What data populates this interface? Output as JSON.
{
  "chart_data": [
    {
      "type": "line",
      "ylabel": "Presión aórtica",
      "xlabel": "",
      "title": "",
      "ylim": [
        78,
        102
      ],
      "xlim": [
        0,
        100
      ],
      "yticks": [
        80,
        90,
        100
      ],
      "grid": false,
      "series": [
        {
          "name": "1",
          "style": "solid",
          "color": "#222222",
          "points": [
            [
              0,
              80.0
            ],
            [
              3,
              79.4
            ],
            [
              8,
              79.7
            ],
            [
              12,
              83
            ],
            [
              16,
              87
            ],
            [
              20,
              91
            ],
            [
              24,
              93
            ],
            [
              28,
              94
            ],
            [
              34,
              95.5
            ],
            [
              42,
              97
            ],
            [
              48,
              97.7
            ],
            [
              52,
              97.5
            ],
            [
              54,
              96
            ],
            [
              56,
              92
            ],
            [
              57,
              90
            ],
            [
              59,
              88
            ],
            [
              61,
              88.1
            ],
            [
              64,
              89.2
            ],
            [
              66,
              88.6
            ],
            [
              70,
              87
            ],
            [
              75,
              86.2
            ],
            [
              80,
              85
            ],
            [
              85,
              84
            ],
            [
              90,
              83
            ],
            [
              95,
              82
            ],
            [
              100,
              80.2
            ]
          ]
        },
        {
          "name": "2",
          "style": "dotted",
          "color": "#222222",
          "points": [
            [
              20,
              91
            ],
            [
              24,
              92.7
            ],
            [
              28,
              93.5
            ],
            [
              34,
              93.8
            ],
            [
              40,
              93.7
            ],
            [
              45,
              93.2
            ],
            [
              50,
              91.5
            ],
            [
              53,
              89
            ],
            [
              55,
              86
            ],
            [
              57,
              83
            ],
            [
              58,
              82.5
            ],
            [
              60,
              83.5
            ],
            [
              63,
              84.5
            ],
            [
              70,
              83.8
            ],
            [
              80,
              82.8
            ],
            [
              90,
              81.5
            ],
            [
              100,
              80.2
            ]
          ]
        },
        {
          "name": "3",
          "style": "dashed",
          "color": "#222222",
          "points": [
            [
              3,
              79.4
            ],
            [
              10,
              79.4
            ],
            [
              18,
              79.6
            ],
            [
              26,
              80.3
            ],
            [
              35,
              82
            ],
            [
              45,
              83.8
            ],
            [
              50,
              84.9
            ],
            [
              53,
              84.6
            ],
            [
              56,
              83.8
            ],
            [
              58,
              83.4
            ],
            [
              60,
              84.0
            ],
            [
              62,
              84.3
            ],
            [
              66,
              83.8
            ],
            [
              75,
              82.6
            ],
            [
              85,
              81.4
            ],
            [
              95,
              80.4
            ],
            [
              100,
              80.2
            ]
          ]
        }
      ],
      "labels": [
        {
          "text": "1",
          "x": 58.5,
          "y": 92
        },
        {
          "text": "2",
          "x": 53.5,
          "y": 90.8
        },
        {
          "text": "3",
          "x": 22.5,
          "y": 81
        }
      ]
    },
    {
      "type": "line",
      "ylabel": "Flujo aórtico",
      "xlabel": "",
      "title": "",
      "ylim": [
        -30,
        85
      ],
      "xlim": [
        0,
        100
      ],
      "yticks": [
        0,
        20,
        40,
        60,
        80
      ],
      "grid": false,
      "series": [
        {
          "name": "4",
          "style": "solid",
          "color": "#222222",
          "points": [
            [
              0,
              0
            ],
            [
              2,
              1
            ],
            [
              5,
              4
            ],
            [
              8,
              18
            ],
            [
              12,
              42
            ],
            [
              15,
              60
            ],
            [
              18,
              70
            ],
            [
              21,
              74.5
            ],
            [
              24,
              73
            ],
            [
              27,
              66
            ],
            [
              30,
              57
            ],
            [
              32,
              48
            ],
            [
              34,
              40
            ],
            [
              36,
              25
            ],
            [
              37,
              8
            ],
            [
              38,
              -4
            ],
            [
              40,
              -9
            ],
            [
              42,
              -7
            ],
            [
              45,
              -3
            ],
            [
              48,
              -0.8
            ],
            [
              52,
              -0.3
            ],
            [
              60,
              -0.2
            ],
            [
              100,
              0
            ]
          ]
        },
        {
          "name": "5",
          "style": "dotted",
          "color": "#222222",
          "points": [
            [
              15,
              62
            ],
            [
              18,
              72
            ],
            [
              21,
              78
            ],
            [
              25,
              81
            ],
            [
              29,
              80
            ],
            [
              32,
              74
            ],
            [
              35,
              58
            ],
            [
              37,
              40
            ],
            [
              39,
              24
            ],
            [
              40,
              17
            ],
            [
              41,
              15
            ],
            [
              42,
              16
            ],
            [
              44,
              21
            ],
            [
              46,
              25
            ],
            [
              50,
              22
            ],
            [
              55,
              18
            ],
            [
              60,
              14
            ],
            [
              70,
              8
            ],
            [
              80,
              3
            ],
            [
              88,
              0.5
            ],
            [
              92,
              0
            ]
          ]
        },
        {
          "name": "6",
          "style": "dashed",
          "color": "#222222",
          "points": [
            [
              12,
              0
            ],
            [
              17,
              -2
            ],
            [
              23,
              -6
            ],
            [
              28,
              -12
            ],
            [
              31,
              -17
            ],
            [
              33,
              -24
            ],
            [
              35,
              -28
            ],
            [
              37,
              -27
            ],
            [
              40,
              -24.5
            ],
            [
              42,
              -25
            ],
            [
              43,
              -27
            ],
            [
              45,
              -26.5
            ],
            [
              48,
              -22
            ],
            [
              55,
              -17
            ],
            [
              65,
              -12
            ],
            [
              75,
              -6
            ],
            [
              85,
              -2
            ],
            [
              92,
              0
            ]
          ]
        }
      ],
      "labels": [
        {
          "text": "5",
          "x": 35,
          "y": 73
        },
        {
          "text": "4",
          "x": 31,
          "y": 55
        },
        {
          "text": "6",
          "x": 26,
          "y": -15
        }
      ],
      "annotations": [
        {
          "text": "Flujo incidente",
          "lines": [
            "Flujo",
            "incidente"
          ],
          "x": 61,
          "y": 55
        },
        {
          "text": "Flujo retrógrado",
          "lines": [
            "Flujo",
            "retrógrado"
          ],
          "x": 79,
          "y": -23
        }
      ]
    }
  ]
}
· · ·
Transcribe the material exactly as it reads.

What data populates this interface? Output as JSON.
{
  "chart_data": [
    {
      "type": "line",
      "ylabel": "Presión aórtica",
      "xlabel": "",
      "title": "",
      "ylim": [
        78,
        102
      ],
      "xlim": [
        0,
        100
      ],
      "yticks": [
        80,
        90,
        100
      ],
      "grid": false,
      "series": [
        {
          "name": "1",
          "style": "solid",
          "color": "#222222",
          "points": [
            [
              0,
              80.0
            ],
            [
              3,
              79.4
            ],
            [
              8,
              79.7
            ],
            [
              12,
              83
            ],
            [
              16,
              87
            ],
            [
              20,
              91
            ],
            [
              24,
              93
            ],
            [
              28,
              94
            ],
            [
              34,
              95.5
            ],
            [
              42,
              97
            ],
            [
              48,
              97.7
            ],
            [
              52,
              97.5
            ],
            [
              54,
              96
            ],
            [
              56,
              92
            ],
            [
              57,
              90
            ],
            [
              59,
              88
            ],
            [
              61,
              88.1
            ],
            [
              64,
              89.2
            ],
            [
              66,
              88.6
            ],
            [
              70,
              87
            ],
            [
              75,
              86.2
            ],
            [
              80,
              85
            ],
            [
              85,
              84
            ],
            [
              90,
              83
            ],
            [
              95,
              82
            ],
            [
              100,
              80.2
            ]
          ]
        },
        {
          "name": "2",
          "style": "dotted",
          "color": "#222222",
          "points": [
            [
              20,
              91
            ],
            [
              24,
              92.7
            ],
            [
              28,
              93.5
            ],
            [
              34,
              93.8
            ],
            [
              40,
              93.7
            ],
            [
              45,
              93.2
            ],
            [
              50,
              91.5
            ],
            [
              53,
              89
            ],
            [
              55,
              86
            ],
            [
              57,
              83
            ],
            [
              58,
              82.5
            ],
            [
              60,
              83.5
            ],
            [
              63,
              84.5
            ],
            [
              70,
              83.8
            ],
            [
              80,
              82.8
            ],
            [
              90,
              81.5
            ],
            [
              100,
              80.2
            ]
          ]
        },
        {
          "name": "3",
          "style": "dashed",
          "color": "#222222",
          "points": [
            [
              3,
              79.4
            ],
            [
              10,
              79.4
            ],
            [
              18,
              79.6
            ],
            [
              26,
              80.3
            ],
            [
              35,
              82
            ],
            [
              45,
              83.8
            ],
            [
              50,
              84.9
            ],
            [
              53,
              84.6
            ],
            [
              56,
              83.8
            ],
            [
              58,
              83.4
            ],
            [
              60,
              84.0
            ],
            [
              62,
              84.3
            ],
            [
              66,
              83.8
            ],
            [
              75,
              82.6
            ],
            [
              85,
              81.4
            ],
            [
              95,
              80.4
            ],
            [
              100,
              80.2
            ]
          ]
        }
      ],
      "labels": [
        {
          "text": "1",
          "x": 58.5,
          "y": 92
        },
        {
          "text": "2",
          "x": 53.5,
          "y": 90.8
        },
        {
          "text": "3",
          "x": 22.5,
          "y": 81
        }
      ]
    },
    {
      "type": "line",
      "ylabel": "Flujo aórtico",
      "xlabel": "",
      "title": "",
      "ylim": [
        -30,
        85
      ],
      "xlim": [
        0,
        100
      ],
      "yticks": [
        0,
        20,
        40,
        60,
        80
      ],
      "grid": false,
      "series": [
        {
          "name": "4",
          "style": "solid",
          "color": "#222222",
          "points": [
            [
              0,
              0
            ],
            [
              2,
              1
            ],
            [
              5,
              4
            ],
            [
              8,
              18
            ],
            [
              12,
              42
            ],
            [
              15,
              60
            ],
            [
              18,
              70
            ],
            [
              21,
              74.5
            ],
            [
              24,
              73
            ],
            [
              27,
              66
            ],
            [
              30,
              57
            ],
            [
              32,
              48
            ],
            [
              34,
              40
            ],
            [
              36,
              25
            ],
            [
              37,
              8
            ],
            [
              38,
              -4
            ],
            [
              40,
              -9
            ],
            [
              42,
              -7
            ],
            [
              45,
              -3
            ],
            [
              48,
              -0.8
            ],
            [
              52,
              -0.3
            ],
            [
              60,
              -0.2
            ],
            [
              100,
              0
            ]
          ]
        },
        {
          "name": "5",
          "style": "dotted",
          "color": "#222222",
          "points": [
            [
              15,
              62
            ],
            [
              18,
              72
            ],
            [
              21,
              78
            ],
            [
              25,
              81
            ],
            [
              29,
              80
            ],
            [
              32,
              74
            ],
            [
              35,
              58
            ],
            [
              37,
              40
            ],
            [
              39,
              24
            ],
            [
              40,
              17
            ],
            [
              41,
              15
            ],
            [
              42,
              16
            ],
            [
              44,
              21
            ],
            [
              46,
              25
            ],
            [
              50,
              22
            ],
            [
              55,
              18
            ],
            [
              60,
              14
            ],
            [
              70,
              8
            ],
            [
              80,
              3
            ],
            [
              88,
              0.5
            ],
            [
              92,
              0
            ]
          ]
        },
        {
          "name": "6",
          "style": "dashed",
          "color": "#222222",
          "points": [
            [
              12,
              0
            ],
            [
              17,
              -2
            ],
            [
              23,
              -6
            ],
            [
              28,
              -12
            ],
            [
              31,
              -17
            ],
            [
              33,
              -24
            ],
            [
              35,
              -28
            ],
            [
              37,
              -27
            ],
            [
              40,
              -24.5
            ],
            [
              42,
              -25
            ],
            [
              43,
              -27
            ],
            [
              45,
              -26.5
            ],
            [
              48,
              -22
            ],
            [
              55,
              -17
            ],
            [
              65,
              -12
            ],
            [
              75,
              -6
            ],
            [
              85,
              -2
            ],
            [
              92,
              0
            ]
          ]
        }
      ],
      "labels": [
        {
          "text": "5",
          "x": 35,
          "y": 73
        },
        {
          "text": "4",
          "x": 31,
          "y": 55
        },
        {
          "text": "6",
          "x": 26,
          "y": -15
        }
      ],
      "annotations": [
        {
          "text": "Flujo incidente",
          "lines": [
            "Flujo",
            "incidente"
          ],
          "x": 61,
          "y": 55
        },
        {
          "text": "Flujo retrógrado",
          "lines": [
            "Flujo",
            "retrógrado"
          ],
          "x": 79,
          "y": -23
        }
      ]
    }
  ]
}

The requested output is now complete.